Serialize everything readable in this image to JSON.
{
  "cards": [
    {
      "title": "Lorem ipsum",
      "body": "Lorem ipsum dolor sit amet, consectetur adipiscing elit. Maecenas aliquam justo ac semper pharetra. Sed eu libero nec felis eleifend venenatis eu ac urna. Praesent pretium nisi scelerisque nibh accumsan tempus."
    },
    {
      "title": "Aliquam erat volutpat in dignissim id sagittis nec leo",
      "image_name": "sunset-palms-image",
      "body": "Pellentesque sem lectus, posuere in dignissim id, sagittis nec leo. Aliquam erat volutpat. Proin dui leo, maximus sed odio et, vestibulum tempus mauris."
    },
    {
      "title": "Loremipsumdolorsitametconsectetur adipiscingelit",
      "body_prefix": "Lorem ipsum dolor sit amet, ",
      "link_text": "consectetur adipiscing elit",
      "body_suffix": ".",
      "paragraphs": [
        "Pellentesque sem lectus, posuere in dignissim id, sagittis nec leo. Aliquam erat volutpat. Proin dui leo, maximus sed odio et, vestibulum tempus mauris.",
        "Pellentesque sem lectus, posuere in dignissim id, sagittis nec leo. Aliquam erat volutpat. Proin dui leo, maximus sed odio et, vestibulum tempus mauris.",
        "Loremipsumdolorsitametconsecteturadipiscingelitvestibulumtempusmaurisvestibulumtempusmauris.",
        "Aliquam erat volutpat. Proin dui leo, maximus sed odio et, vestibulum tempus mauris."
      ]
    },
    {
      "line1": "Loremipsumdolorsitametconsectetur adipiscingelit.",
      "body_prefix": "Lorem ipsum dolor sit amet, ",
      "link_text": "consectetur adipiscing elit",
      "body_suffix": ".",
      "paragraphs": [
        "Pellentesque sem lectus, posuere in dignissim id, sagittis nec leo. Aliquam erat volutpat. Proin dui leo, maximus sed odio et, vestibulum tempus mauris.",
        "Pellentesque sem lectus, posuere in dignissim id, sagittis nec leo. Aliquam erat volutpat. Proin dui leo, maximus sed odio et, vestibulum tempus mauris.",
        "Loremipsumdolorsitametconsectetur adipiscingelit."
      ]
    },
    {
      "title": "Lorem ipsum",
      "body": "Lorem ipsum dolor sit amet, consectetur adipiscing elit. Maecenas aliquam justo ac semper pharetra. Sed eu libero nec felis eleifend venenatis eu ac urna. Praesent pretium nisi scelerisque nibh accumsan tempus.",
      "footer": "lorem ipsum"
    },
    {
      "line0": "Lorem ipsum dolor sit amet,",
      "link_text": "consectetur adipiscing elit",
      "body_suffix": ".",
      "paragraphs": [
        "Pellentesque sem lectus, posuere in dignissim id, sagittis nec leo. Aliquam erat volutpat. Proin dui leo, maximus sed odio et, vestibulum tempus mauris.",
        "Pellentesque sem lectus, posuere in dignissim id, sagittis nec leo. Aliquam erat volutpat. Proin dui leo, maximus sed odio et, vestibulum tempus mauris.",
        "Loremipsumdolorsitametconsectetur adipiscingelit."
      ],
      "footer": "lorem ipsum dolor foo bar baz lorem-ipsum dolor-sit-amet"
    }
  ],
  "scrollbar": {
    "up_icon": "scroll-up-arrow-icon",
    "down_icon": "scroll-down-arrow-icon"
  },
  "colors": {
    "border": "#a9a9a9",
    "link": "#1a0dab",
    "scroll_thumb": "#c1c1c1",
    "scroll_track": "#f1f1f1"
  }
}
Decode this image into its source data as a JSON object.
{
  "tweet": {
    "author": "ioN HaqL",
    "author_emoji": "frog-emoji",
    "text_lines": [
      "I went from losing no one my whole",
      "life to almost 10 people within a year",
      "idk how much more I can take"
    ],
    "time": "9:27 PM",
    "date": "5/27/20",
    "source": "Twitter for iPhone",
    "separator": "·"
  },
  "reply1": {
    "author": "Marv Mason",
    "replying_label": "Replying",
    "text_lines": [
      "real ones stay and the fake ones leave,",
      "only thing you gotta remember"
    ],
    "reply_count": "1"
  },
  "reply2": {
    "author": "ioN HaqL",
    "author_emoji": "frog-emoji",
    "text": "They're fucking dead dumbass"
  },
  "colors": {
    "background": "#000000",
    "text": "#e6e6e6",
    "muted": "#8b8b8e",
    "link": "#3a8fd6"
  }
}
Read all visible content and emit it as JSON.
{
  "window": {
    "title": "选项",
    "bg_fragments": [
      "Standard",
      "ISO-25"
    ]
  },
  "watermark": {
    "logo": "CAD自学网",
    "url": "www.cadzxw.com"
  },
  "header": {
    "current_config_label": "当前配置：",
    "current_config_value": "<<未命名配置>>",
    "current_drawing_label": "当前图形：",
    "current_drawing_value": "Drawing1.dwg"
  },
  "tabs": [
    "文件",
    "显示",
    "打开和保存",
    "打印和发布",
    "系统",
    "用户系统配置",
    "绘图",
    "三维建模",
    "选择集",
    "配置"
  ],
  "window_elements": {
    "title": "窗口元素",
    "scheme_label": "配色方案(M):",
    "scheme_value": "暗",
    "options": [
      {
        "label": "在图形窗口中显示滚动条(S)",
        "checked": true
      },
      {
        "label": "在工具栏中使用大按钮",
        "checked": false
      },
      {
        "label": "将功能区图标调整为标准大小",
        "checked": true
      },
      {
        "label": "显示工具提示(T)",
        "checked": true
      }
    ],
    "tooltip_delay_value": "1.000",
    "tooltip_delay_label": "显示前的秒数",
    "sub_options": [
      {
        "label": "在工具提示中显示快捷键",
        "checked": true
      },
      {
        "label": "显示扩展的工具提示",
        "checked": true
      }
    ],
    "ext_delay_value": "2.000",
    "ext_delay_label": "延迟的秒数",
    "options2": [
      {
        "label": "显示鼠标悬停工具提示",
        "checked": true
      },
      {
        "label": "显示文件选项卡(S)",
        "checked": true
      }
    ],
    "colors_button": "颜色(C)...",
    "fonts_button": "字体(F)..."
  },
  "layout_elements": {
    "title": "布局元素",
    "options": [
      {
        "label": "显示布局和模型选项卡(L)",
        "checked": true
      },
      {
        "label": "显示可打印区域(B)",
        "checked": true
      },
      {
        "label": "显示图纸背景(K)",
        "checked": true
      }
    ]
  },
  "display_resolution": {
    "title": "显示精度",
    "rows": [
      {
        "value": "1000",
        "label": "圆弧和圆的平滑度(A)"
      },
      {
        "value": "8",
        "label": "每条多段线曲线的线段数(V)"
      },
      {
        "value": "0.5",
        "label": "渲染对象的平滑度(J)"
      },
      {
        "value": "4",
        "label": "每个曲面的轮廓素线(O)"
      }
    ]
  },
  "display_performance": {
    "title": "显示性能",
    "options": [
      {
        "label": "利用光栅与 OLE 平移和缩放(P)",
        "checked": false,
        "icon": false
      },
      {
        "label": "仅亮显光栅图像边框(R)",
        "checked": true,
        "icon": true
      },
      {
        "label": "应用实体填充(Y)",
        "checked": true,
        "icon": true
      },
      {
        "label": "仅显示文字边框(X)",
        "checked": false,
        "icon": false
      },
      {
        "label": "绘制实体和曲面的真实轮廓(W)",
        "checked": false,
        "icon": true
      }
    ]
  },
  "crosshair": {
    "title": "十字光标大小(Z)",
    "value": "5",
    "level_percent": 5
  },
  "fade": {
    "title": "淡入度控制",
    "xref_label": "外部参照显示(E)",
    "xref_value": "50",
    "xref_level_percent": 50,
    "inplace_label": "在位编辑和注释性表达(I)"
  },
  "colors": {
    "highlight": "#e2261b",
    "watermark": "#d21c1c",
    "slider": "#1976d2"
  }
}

Exercise
Each line that holds the word "image" is to be copied.

Task output
Serialize everything readable in this image to JSON.
      "image_name": "sunset-palms-image",
Decode this image into its source data as a JSON object.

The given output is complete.